**Information supplied**
########################################

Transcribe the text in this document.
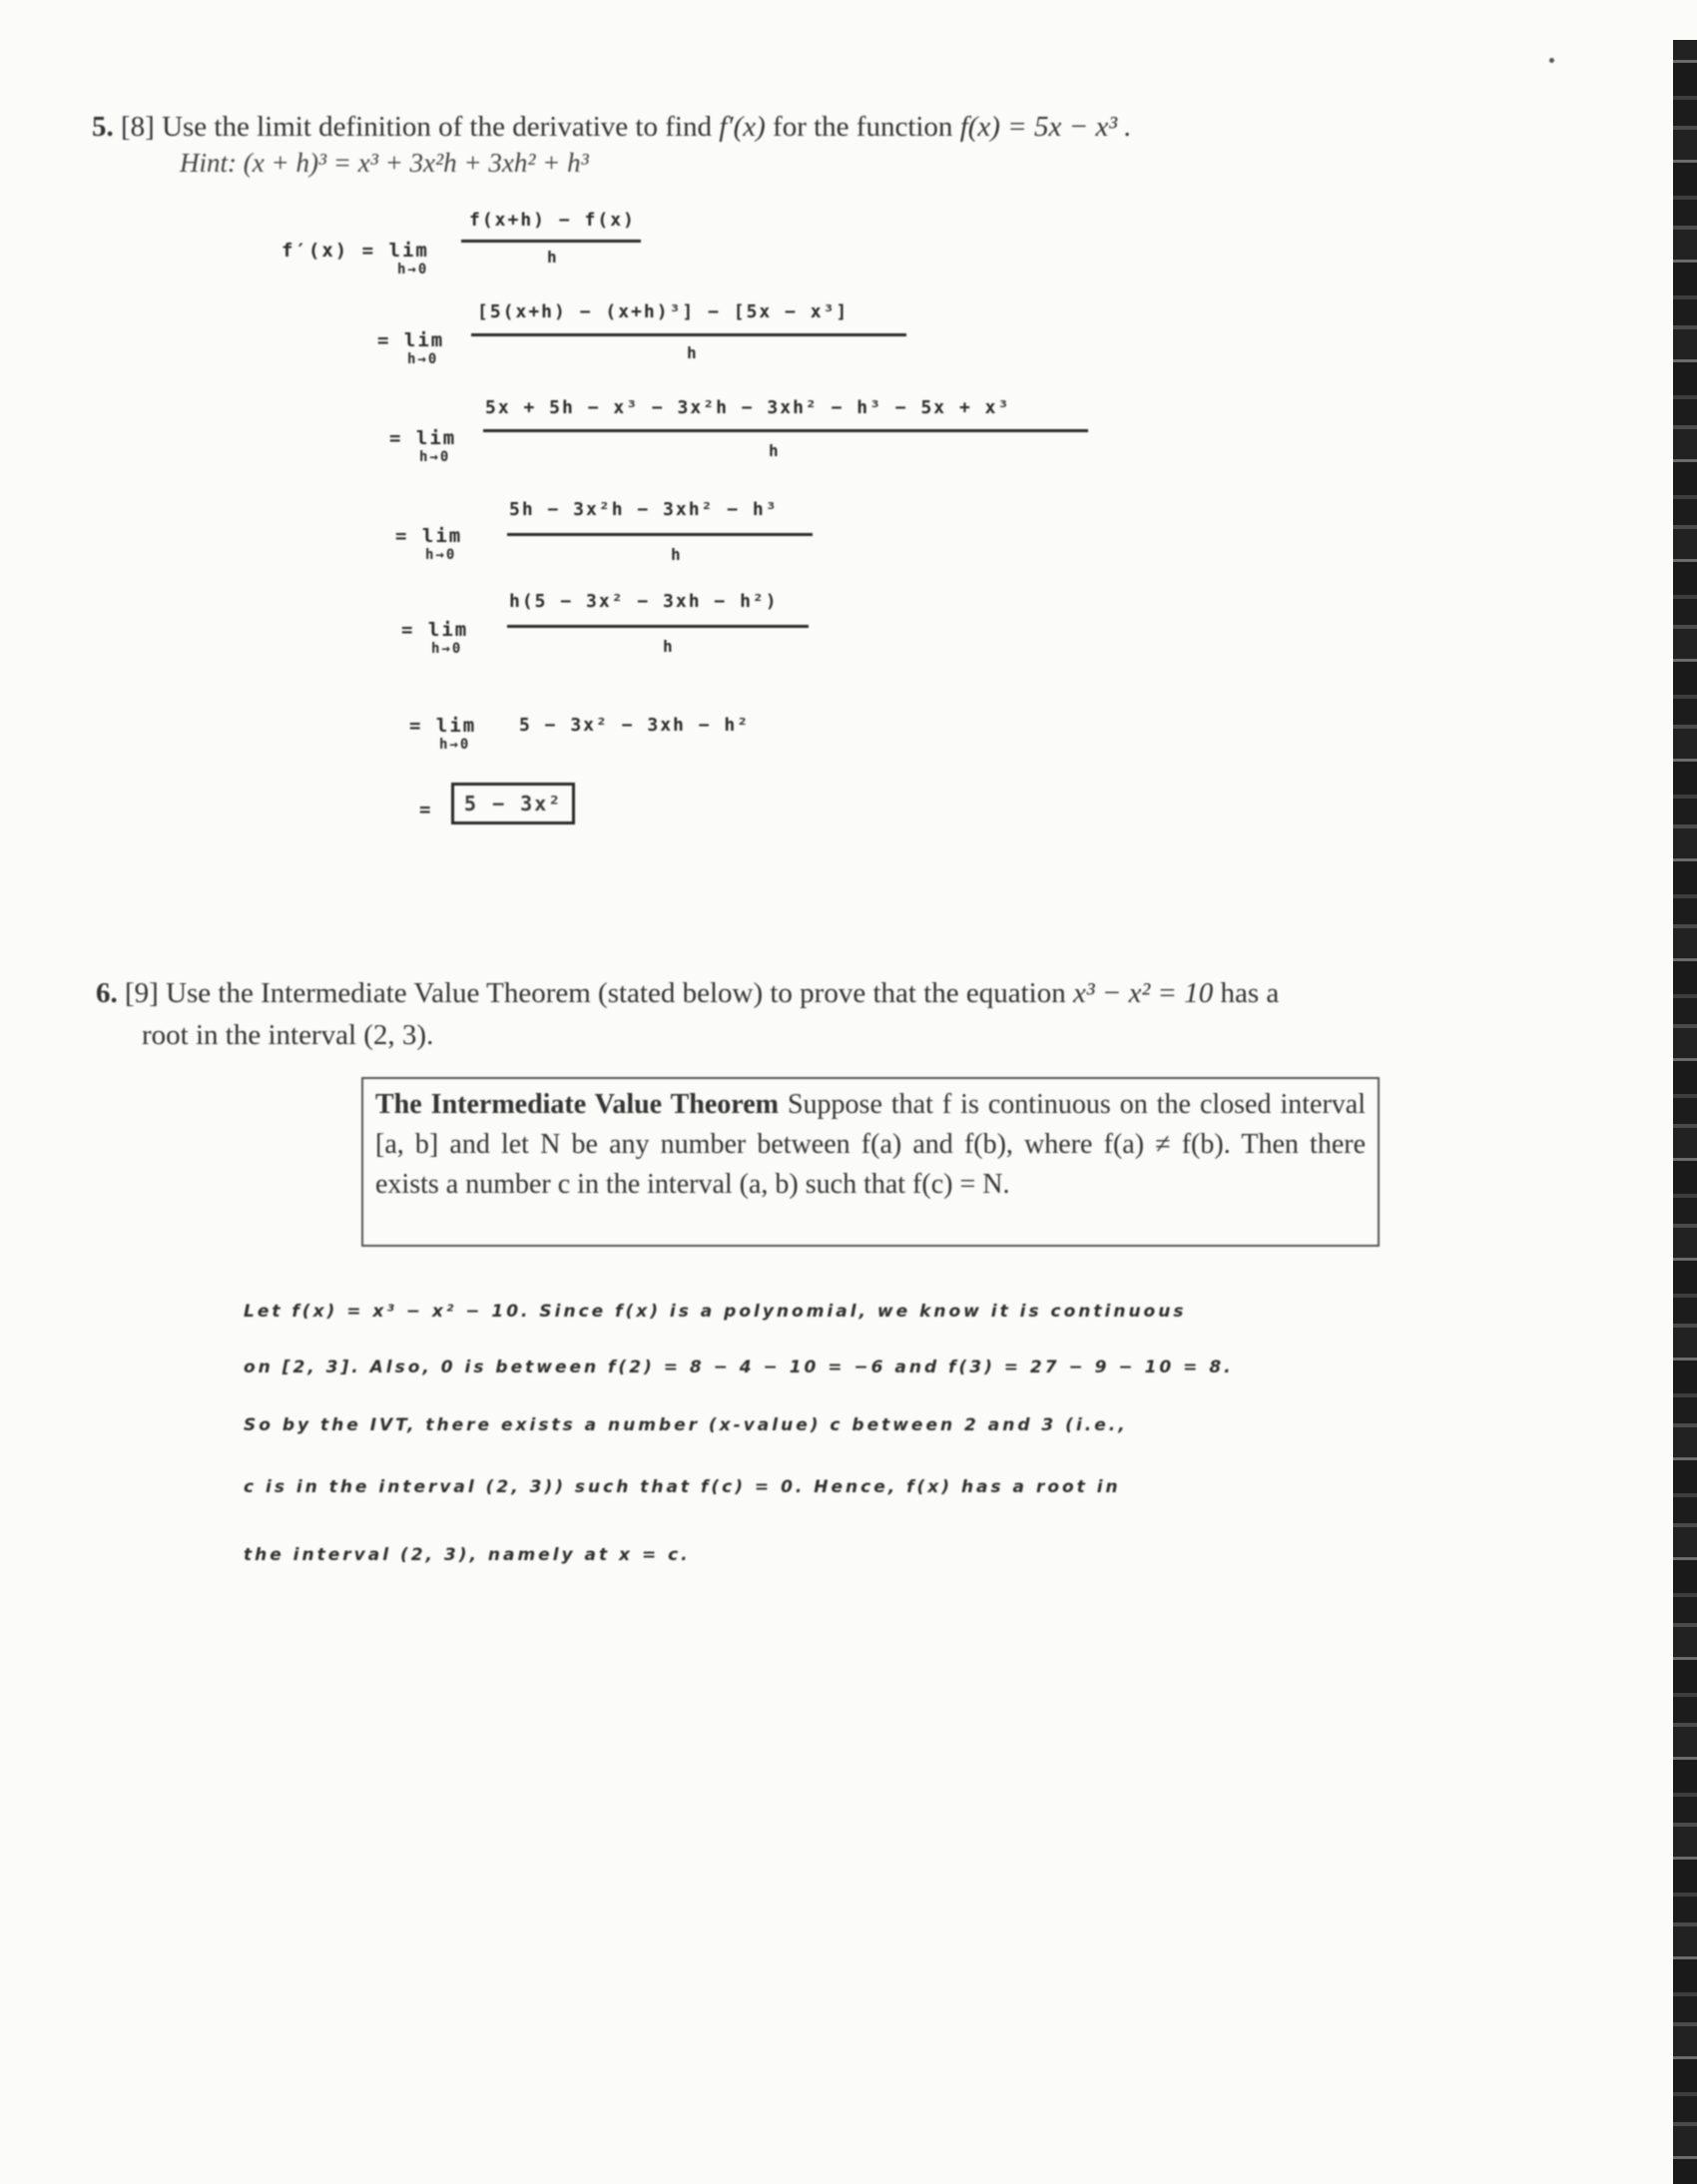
5. [8] Use the limit definition of the derivative to find f′(x) for the function f(x) = 5x − x³ .
Hint: (x + h)³ = x³ + 3x²h + 3xh² + h³
f′(x) = lim
h→0
f(x+h) − f(x)
h
= lim
h→0
[5(x+h) − (x+h)³] − [5x − x³]
h
= lim
h→0
5x + 5h − x³ − 3x²h − 3xh² − h³ − 5x + x³
h
= lim
h→0
5h − 3x²h − 3xh² − h³
h
= lim
h→0
h(5 − 3x² − 3xh − h²)
h
= lim
h→0
5 − 3x² − 3xh − h²
=	5 − 3x²
6. [9] Use the Intermediate Value Theorem (stated below) to prove that the equation x³ − x² = 10 has a
root in the interval (2, 3).
The Intermediate Value Theorem Suppose that f is continuous on the closed interval [a, b] and let N be any number between f(a) and f(b), where f(a) ≠ f(b). Then there exists a number c in the interval (a, b) such that f(c) = N.
Let f(x) = x³ − x² − 10. Since f(x) is a polynomial, we know it is continuous
on [2, 3]. Also, 0 is between f(2) = 8 − 4 − 10 = −6 and f(3) = 27 − 9 − 10 = 8.
So by the IVT, there exists a number (x-value) c between 2 and 3 (i.e.,
c is in the interval (2, 3)) such that f(c) = 0. Hence, f(x) has a root in
the interval (2, 3), namely at x = c.
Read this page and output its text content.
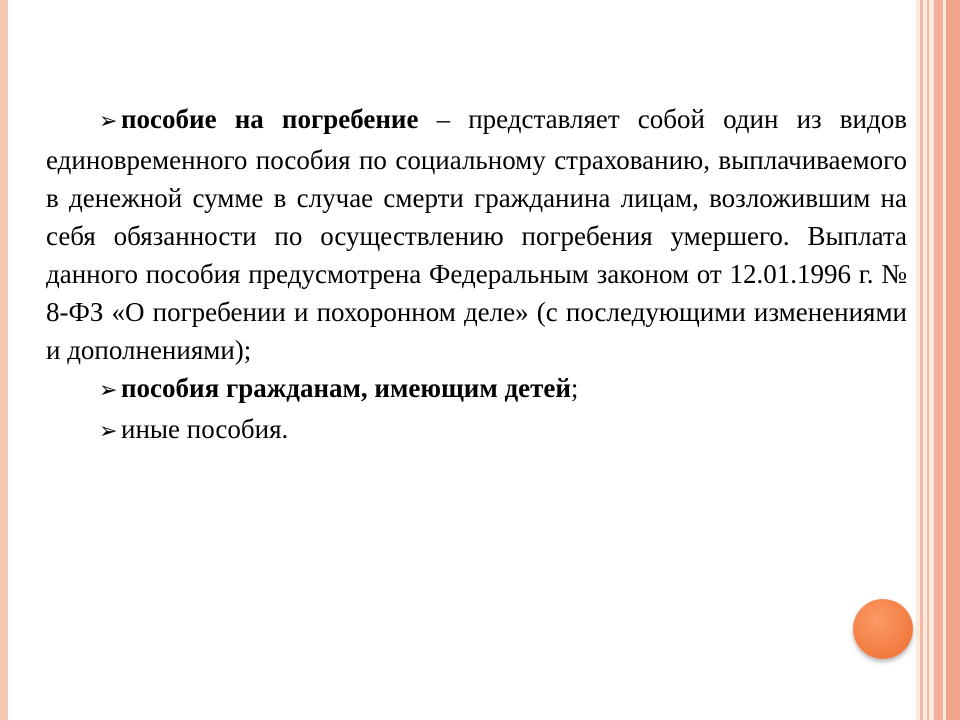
➢ пособие на погребение – представляет собой один из видов единовременного пособия по социальному страхованию, выплачиваемого в денежной сумме в случае смерти гражданина лицам, возложившим на себя обязанности по осуществлению погребения умершего. Выплата данного пособия предусмотрена Федеральным законом от 12.01.1996 г. № 8-ФЗ «О погребении и похоронном деле» (с последующими изменениями и дополнениями);

➢ пособия гражданам, имеющим детей;

➢ иные пособия.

########################################

**Task**
Output exactly the lines from the line with "Read this page and output its text content." to the last line of the records, including both, and leave every picture out.

**Answer for this exercise**
Read this page and output its text content.
➢ пособие на погребение – представляет собой один из видов единовременного пособия по социальному страхованию, выплачиваемого в денежной сумме в случае смерти гражданина лицам, возложившим на себя обязанности по осуществлению погребения умершего. Выплата данного пособия предусмотрена Федеральным законом от 12.01.1996 г. № 8-ФЗ «О погребении и похоронном деле» (с последующими изменениями и дополнениями);

➢ пособия гражданам, имеющим детей;

➢ иные пособия.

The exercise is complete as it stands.